SET OF TASKS >>
1. In the article on Azure Functions reliability, reproduce everything from "Failures can range" down to "a zone-redundant deployment.", swapping "earthquakes" for "hurricanes".
2. Continue the article on Azure Functions reliability, starting after its last sentence.

--- START EXTRACT ---

Reliability in Azure Functions

This article describes reliability support in Azure Functions, and covers both intra-regional resiliency with availability zones and cross-region recovery and business continuity. For a more detailed overview of reliability principles in Azure, see Azure reliability.

Availability zone support for Azure Functions is available on both Premium (Elastic Premium) and Dedicated (App Service) plans. This article focuses on zone redundancy support for Premium plans. For zone redundancy on Dedicated plans, see Migrate App Service to availability zone support.

Availability zone support

Azure availability zones are at least three physically separate groups of datacenters within each Azure region. Datacenters within each zone are equipped with independent power, cooling, and networking infrastructure. In the case of a local zone failure, availability zones are designed so that if the one zone is affected, regional services, capacity, and high availability are supported by the remaining two zones.

Failures can range from software and hardware failures to events such as earthquakes, floods, and fires. Tolerance to failures is achieved with redundancy and logical isolation of Azure services. For more detailed information on availability zones in Azure, see Regions and availability zones.

Azure availability zones-enabled services are designed to provide the right level of reliability and flexibility. They can be configured in two ways. They can be either zone redundant, with automatic replication across zones, or zonal, with instances pinned to a specific zone. You can also combine these approaches. For more information on zonal vs. zone-redundant architecture, see Recommendations for using availability zones and regions.

Azure Functions supports a zone-redundant deployment.

When you configure Functions as zone redundant, the platform automatically spreads the function app instances across three zones in the selected region.

Instance spreading with a zone-redundant deployment is determined inside the following rules, even as the app scales in and out:

  • The minimum function app instance count is three.
  • When you specify a capacity larger than three, the instances are spread evenly only when the capacity is a multiple of 3.
  • For a capacity value more than 3*N, extra instances are spread across the remaining one or two zones.

--- END EXTRACT ---
--- START EXTRACTED INFORMATION ---

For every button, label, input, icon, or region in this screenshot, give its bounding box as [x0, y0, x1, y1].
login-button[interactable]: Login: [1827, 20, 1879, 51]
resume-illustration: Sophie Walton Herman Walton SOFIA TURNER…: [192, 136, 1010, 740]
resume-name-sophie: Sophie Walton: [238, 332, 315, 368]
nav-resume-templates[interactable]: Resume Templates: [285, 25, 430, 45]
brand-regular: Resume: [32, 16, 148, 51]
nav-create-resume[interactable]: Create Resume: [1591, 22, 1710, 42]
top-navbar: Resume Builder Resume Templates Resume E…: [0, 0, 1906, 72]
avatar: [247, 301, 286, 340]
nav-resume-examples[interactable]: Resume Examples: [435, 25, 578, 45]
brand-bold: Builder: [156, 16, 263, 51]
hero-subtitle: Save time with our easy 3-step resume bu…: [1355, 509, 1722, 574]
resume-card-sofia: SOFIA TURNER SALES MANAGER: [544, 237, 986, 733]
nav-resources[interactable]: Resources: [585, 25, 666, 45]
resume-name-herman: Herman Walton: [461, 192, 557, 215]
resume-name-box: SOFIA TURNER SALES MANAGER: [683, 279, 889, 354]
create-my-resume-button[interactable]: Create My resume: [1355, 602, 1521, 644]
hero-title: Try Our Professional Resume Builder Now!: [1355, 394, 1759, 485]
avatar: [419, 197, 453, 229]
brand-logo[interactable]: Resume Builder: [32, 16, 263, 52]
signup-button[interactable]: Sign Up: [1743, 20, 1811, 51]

--- END EXTRACTED INFORMATION ---

ANSWERS IN ORDER >>
1.
Failures can range from software and hardware failures to events such as hurricanes, floods, and fires. Tolerance to failures is achieved with redundancy and logical isolation of Azure services. For more detailed information on availability zones in Azure, see Regions and availability zones.

Azure availability zones-enabled services are designed to provide the right level of reliability and flexibility. They can be configured in two ways. They can be either zone redundant, with automatic replication across zones, or zonal, with instances pinned to a specific zone. You can also combine these approaches. For more information on zonal vs. zone-redundant architecture, see Recommendations for using availability zones and regions.

Azure Functions supports a zone-redundant deployment.

2.
Important

Azure Functions can run on the Azure App Service platform. In the App Service platform, plans that host Premium plan function apps are referred to as Elastic Premium plans, with SKU names like EP1. If you choose to run your function app on a Premium plan, make sure to create a plan with an SKU name that starts with "E", such as EP1. App Service plan SKU names that start with "P", such as P1V2 (Premium V2 Small plan), are actually Dedicated hosting plans. Because they are Dedicated and not Elastic Premium, plans with SKU names starting with "P" won't scale dynamically and may increase your costs.

Regional availability

Zone-redundant Premium plans are available in the following regions:

Americas Europe Middle East Africa Asia Pacific
Brazil South France Central Israel Central South Africa North Australia East
Canada Central Germany West Central Qatar Central Central India
Central US Italy North UAE North China North 3
East US North Europe East Asia
East US 2 Norway East Japan East
South Central US Sweden Central Southeast Asia
West US 2 Switzerland North
West US 3 UK South
West Europe

Prerequisites

Availability zone support is a property of the Premium plan. The following are the current requirements/limitations for enabling availability zones:

  • You can only enable availability zones when creating a Premium plan for your function app. You can't convert an existing Premium plan to use availability zones.
  • You must use a zone redundant storage account (ZRS) for your function app's storage account. If you use a different type of storage account, Functions can show unexpected behavior during a zonal outage.
  • Both Windows and Linux are supported.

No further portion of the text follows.